__Short task__
Reproduce every line of the records below verbatim, omitting the picture placeholders.
** start of Listing **
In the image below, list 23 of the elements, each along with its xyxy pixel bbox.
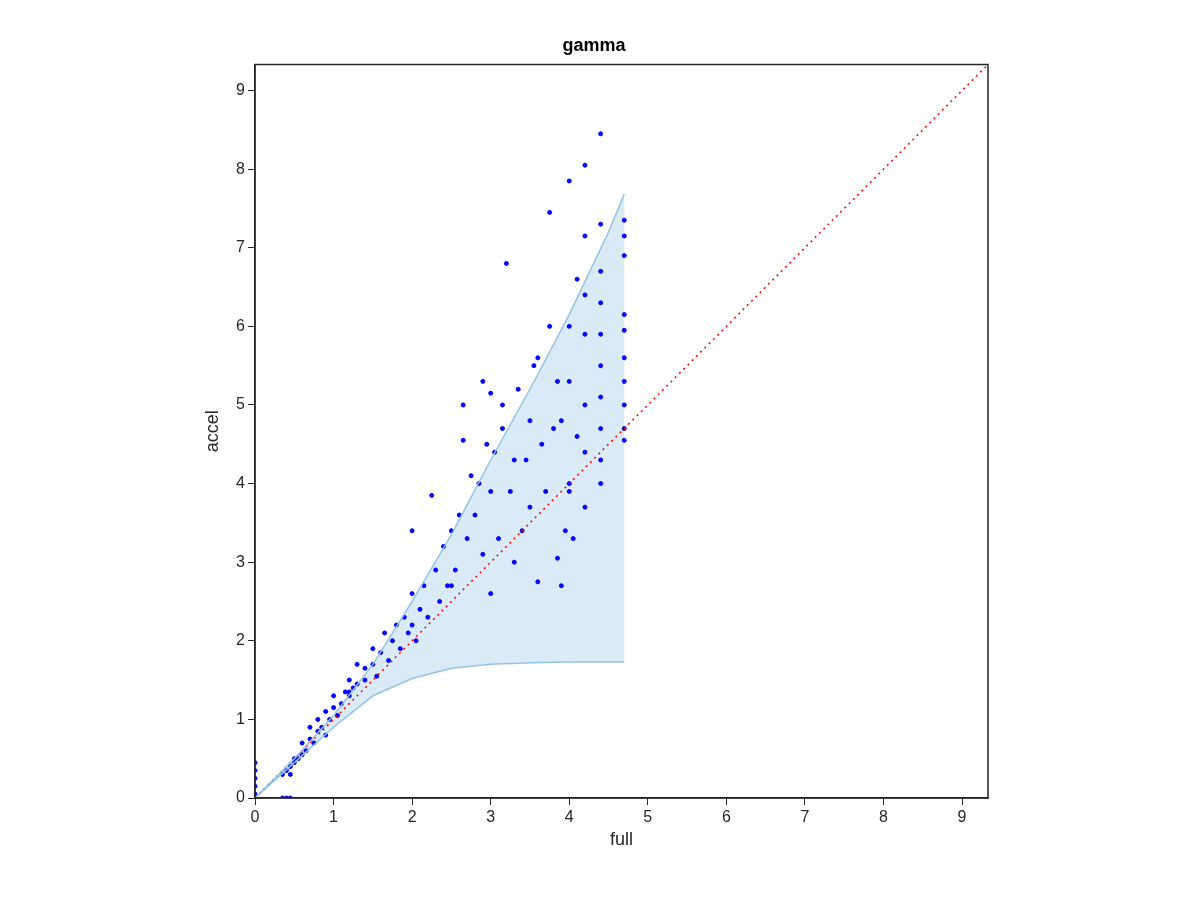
y-tick-label: 4	[236, 473, 246, 491]
x-tick-label: 9	[957, 808, 967, 826]
x-tick-label: 3	[486, 808, 496, 826]
y-tick-label: 5	[236, 395, 246, 413]
x-axis-title: full	[609, 829, 634, 850]
y-tick-label: 8	[236, 159, 246, 177]
x-tick-label: 0	[250, 808, 260, 826]
x-tick-label: 5	[643, 808, 653, 826]
x-tick-label: 2	[407, 808, 417, 826]
x-tick-label: 8	[879, 808, 889, 826]
chart-title: gamma	[562, 34, 627, 55]
x-tick-label: 1	[329, 808, 339, 826]
y-tick-label: 1	[236, 709, 246, 727]
y-axis-title: accel	[201, 410, 222, 453]
x-tick-label: 7	[800, 808, 810, 826]
y-tick-label: 9	[236, 80, 246, 98]
y-tick-label: 6	[236, 316, 246, 334]
y-tick-label: 2	[236, 631, 246, 649]
y-tick-label: 0	[236, 788, 246, 806]
x-tick-label: 6	[721, 808, 731, 826]
y-tick-label: 7	[236, 238, 246, 256]
y-tick-label: 3	[236, 552, 246, 570]
x-tick-label: 4	[564, 808, 574, 826]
** end of Listing **
__Answer__
In the image below, list 23 of the elements, each along with its xyxy pixel bbox.
y-tick-label: 4	[236, 473, 246, 491]
x-tick-label: 9	[957, 808, 967, 826]
x-tick-label: 3	[486, 808, 496, 826]
y-tick-label: 5	[236, 395, 246, 413]
x-axis-title: full	[609, 829, 634, 850]
y-tick-label: 8	[236, 159, 246, 177]
x-tick-label: 0	[250, 808, 260, 826]
x-tick-label: 5	[643, 808, 653, 826]
x-tick-label: 2	[407, 808, 417, 826]
x-tick-label: 8	[879, 808, 889, 826]
chart-title: gamma	[562, 34, 627, 55]
x-tick-label: 1	[329, 808, 339, 826]
y-tick-label: 1	[236, 709, 246, 727]
y-axis-title: accel	[201, 410, 222, 453]
x-tick-label: 7	[800, 808, 810, 826]
y-tick-label: 9	[236, 80, 246, 98]
y-tick-label: 6	[236, 316, 246, 334]
y-tick-label: 2	[236, 631, 246, 649]
y-tick-label: 0	[236, 788, 246, 806]
x-tick-label: 6	[721, 808, 731, 826]
y-tick-label: 7	[236, 238, 246, 256]
y-tick-label: 3	[236, 552, 246, 570]
x-tick-label: 4	[564, 808, 574, 826]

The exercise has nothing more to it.